Without the pictures, return each record as it appears.

━━━ Records for the exercise ━━━

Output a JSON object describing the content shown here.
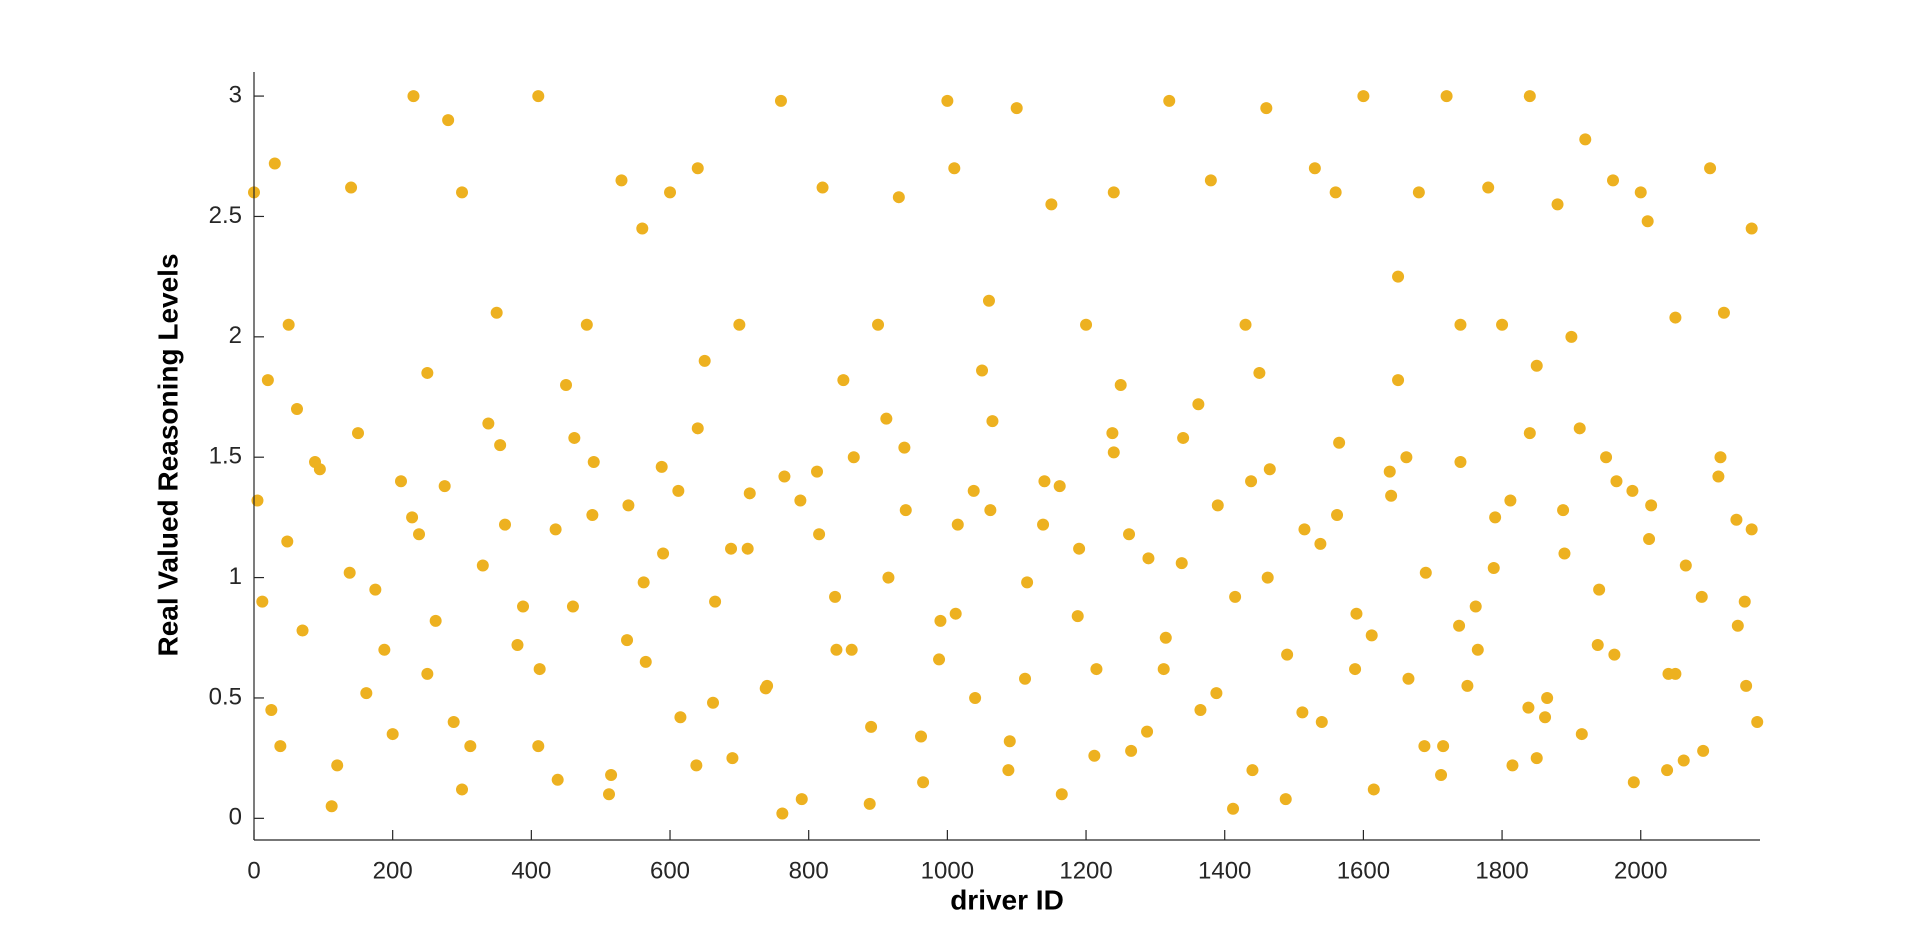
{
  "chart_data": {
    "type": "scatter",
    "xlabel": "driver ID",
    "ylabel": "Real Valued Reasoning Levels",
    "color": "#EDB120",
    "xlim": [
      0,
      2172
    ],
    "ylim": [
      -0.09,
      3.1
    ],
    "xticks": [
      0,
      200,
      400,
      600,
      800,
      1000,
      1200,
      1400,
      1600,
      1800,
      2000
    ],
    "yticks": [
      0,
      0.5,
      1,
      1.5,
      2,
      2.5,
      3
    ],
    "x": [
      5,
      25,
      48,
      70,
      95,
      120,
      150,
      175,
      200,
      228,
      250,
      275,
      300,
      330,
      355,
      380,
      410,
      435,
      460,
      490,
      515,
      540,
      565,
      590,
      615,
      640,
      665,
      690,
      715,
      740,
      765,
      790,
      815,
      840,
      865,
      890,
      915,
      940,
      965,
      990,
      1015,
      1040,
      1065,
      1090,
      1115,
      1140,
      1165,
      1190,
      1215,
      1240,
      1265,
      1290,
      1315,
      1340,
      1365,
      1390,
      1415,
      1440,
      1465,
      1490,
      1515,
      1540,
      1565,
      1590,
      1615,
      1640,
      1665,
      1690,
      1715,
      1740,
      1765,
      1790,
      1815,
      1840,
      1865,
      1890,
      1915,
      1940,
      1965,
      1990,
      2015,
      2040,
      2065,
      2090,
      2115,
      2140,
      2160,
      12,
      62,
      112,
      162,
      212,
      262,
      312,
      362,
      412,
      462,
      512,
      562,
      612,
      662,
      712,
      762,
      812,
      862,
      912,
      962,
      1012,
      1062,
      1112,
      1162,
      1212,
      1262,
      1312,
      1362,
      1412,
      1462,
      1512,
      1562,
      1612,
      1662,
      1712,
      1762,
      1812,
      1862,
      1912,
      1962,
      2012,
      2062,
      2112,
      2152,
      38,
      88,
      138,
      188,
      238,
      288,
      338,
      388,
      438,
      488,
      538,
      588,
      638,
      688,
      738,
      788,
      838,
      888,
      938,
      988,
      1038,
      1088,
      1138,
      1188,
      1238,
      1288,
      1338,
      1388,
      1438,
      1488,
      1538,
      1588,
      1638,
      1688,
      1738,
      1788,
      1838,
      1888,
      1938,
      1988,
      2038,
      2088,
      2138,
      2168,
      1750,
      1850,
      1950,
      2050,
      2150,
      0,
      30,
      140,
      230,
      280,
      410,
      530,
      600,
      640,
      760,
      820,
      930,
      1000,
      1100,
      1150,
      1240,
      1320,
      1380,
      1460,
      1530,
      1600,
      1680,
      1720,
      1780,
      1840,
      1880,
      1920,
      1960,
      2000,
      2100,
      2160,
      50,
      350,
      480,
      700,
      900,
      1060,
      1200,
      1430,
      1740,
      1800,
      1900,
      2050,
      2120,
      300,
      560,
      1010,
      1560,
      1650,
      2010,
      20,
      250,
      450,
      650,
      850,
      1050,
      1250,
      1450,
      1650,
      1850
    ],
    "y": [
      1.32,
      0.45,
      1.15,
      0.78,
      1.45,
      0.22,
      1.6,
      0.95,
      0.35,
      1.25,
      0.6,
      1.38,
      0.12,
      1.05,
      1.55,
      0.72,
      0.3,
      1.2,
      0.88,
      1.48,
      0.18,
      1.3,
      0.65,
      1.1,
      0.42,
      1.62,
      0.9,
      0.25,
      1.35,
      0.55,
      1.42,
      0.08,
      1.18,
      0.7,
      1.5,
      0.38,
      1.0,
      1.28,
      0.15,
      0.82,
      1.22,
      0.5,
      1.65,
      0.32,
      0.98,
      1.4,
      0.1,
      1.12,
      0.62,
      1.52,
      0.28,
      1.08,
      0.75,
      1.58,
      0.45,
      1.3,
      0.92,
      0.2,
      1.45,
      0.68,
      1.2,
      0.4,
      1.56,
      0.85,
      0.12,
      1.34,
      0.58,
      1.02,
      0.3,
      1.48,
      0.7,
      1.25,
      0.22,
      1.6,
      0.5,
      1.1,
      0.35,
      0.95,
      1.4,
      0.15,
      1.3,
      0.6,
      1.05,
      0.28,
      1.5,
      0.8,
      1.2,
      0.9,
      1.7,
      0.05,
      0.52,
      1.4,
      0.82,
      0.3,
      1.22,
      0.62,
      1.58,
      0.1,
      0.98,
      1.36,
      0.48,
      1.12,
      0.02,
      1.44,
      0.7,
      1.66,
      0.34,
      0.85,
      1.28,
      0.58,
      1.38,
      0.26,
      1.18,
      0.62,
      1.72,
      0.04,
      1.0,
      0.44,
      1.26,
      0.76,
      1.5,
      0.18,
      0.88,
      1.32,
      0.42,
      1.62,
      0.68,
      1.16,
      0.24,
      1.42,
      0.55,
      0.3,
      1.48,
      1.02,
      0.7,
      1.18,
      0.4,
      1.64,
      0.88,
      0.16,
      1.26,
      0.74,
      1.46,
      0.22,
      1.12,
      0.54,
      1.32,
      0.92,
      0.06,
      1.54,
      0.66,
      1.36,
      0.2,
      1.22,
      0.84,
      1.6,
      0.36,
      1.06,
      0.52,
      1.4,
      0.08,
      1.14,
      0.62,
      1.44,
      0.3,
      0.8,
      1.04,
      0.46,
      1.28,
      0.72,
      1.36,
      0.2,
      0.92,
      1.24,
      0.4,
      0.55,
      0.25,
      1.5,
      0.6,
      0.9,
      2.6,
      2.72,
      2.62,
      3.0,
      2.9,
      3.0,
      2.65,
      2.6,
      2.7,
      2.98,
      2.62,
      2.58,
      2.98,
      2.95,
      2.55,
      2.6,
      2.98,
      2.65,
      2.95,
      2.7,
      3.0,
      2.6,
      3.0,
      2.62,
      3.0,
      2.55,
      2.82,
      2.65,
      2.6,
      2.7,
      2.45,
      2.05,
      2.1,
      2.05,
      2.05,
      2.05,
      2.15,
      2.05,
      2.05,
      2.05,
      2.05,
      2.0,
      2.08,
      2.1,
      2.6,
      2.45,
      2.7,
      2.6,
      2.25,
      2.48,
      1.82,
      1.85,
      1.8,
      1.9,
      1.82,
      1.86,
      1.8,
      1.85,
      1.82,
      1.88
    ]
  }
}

━━━

◆ **Solution for this problem**
Output a JSON object describing the content shown here.
{
  "chart_data": {
    "type": "scatter",
    "xlabel": "driver ID",
    "ylabel": "Real Valued Reasoning Levels",
    "color": "#EDB120",
    "xlim": [
      0,
      2172
    ],
    "ylim": [
      -0.09,
      3.1
    ],
    "xticks": [
      0,
      200,
      400,
      600,
      800,
      1000,
      1200,
      1400,
      1600,
      1800,
      2000
    ],
    "yticks": [
      0,
      0.5,
      1,
      1.5,
      2,
      2.5,
      3
    ],
    "x": [
      5,
      25,
      48,
      70,
      95,
      120,
      150,
      175,
      200,
      228,
      250,
      275,
      300,
      330,
      355,
      380,
      410,
      435,
      460,
      490,
      515,
      540,
      565,
      590,
      615,
      640,
      665,
      690,
      715,
      740,
      765,
      790,
      815,
      840,
      865,
      890,
      915,
      940,
      965,
      990,
      1015,
      1040,
      1065,
      1090,
      1115,
      1140,
      1165,
      1190,
      1215,
      1240,
      1265,
      1290,
      1315,
      1340,
      1365,
      1390,
      1415,
      1440,
      1465,
      1490,
      1515,
      1540,
      1565,
      1590,
      1615,
      1640,
      1665,
      1690,
      1715,
      1740,
      1765,
      1790,
      1815,
      1840,
      1865,
      1890,
      1915,
      1940,
      1965,
      1990,
      2015,
      2040,
      2065,
      2090,
      2115,
      2140,
      2160,
      12,
      62,
      112,
      162,
      212,
      262,
      312,
      362,
      412,
      462,
      512,
      562,
      612,
      662,
      712,
      762,
      812,
      862,
      912,
      962,
      1012,
      1062,
      1112,
      1162,
      1212,
      1262,
      1312,
      1362,
      1412,
      1462,
      1512,
      1562,
      1612,
      1662,
      1712,
      1762,
      1812,
      1862,
      1912,
      1962,
      2012,
      2062,
      2112,
      2152,
      38,
      88,
      138,
      188,
      238,
      288,
      338,
      388,
      438,
      488,
      538,
      588,
      638,
      688,
      738,
      788,
      838,
      888,
      938,
      988,
      1038,
      1088,
      1138,
      1188,
      1238,
      1288,
      1338,
      1388,
      1438,
      1488,
      1538,
      1588,
      1638,
      1688,
      1738,
      1788,
      1838,
      1888,
      1938,
      1988,
      2038,
      2088,
      2138,
      2168,
      1750,
      1850,
      1950,
      2050,
      2150,
      0,
      30,
      140,
      230,
      280,
      410,
      530,
      600,
      640,
      760,
      820,
      930,
      1000,
      1100,
      1150,
      1240,
      1320,
      1380,
      1460,
      1530,
      1600,
      1680,
      1720,
      1780,
      1840,
      1880,
      1920,
      1960,
      2000,
      2100,
      2160,
      50,
      350,
      480,
      700,
      900,
      1060,
      1200,
      1430,
      1740,
      1800,
      1900,
      2050,
      2120,
      300,
      560,
      1010,
      1560,
      1650,
      2010,
      20,
      250,
      450,
      650,
      850,
      1050,
      1250,
      1450,
      1650,
      1850
    ],
    "y": [
      1.32,
      0.45,
      1.15,
      0.78,
      1.45,
      0.22,
      1.6,
      0.95,
      0.35,
      1.25,
      0.6,
      1.38,
      0.12,
      1.05,
      1.55,
      0.72,
      0.3,
      1.2,
      0.88,
      1.48,
      0.18,
      1.3,
      0.65,
      1.1,
      0.42,
      1.62,
      0.9,
      0.25,
      1.35,
      0.55,
      1.42,
      0.08,
      1.18,
      0.7,
      1.5,
      0.38,
      1.0,
      1.28,
      0.15,
      0.82,
      1.22,
      0.5,
      1.65,
      0.32,
      0.98,
      1.4,
      0.1,
      1.12,
      0.62,
      1.52,
      0.28,
      1.08,
      0.75,
      1.58,
      0.45,
      1.3,
      0.92,
      0.2,
      1.45,
      0.68,
      1.2,
      0.4,
      1.56,
      0.85,
      0.12,
      1.34,
      0.58,
      1.02,
      0.3,
      1.48,
      0.7,
      1.25,
      0.22,
      1.6,
      0.5,
      1.1,
      0.35,
      0.95,
      1.4,
      0.15,
      1.3,
      0.6,
      1.05,
      0.28,
      1.5,
      0.8,
      1.2,
      0.9,
      1.7,
      0.05,
      0.52,
      1.4,
      0.82,
      0.3,
      1.22,
      0.62,
      1.58,
      0.1,
      0.98,
      1.36,
      0.48,
      1.12,
      0.02,
      1.44,
      0.7,
      1.66,
      0.34,
      0.85,
      1.28,
      0.58,
      1.38,
      0.26,
      1.18,
      0.62,
      1.72,
      0.04,
      1.0,
      0.44,
      1.26,
      0.76,
      1.5,
      0.18,
      0.88,
      1.32,
      0.42,
      1.62,
      0.68,
      1.16,
      0.24,
      1.42,
      0.55,
      0.3,
      1.48,
      1.02,
      0.7,
      1.18,
      0.4,
      1.64,
      0.88,
      0.16,
      1.26,
      0.74,
      1.46,
      0.22,
      1.12,
      0.54,
      1.32,
      0.92,
      0.06,
      1.54,
      0.66,
      1.36,
      0.2,
      1.22,
      0.84,
      1.6,
      0.36,
      1.06,
      0.52,
      1.4,
      0.08,
      1.14,
      0.62,
      1.44,
      0.3,
      0.8,
      1.04,
      0.46,
      1.28,
      0.72,
      1.36,
      0.2,
      0.92,
      1.24,
      0.4,
      0.55,
      0.25,
      1.5,
      0.6,
      0.9,
      2.6,
      2.72,
      2.62,
      3.0,
      2.9,
      3.0,
      2.65,
      2.6,
      2.7,
      2.98,
      2.62,
      2.58,
      2.98,
      2.95,
      2.55,
      2.6,
      2.98,
      2.65,
      2.95,
      2.7,
      3.0,
      2.6,
      3.0,
      2.62,
      3.0,
      2.55,
      2.82,
      2.65,
      2.6,
      2.7,
      2.45,
      2.05,
      2.1,
      2.05,
      2.05,
      2.05,
      2.15,
      2.05,
      2.05,
      2.05,
      2.05,
      2.0,
      2.08,
      2.1,
      2.6,
      2.45,
      2.7,
      2.6,
      2.25,
      2.48,
      1.82,
      1.85,
      1.8,
      1.9,
      1.82,
      1.86,
      1.8,
      1.85,
      1.82,
      1.88
    ]
  }
}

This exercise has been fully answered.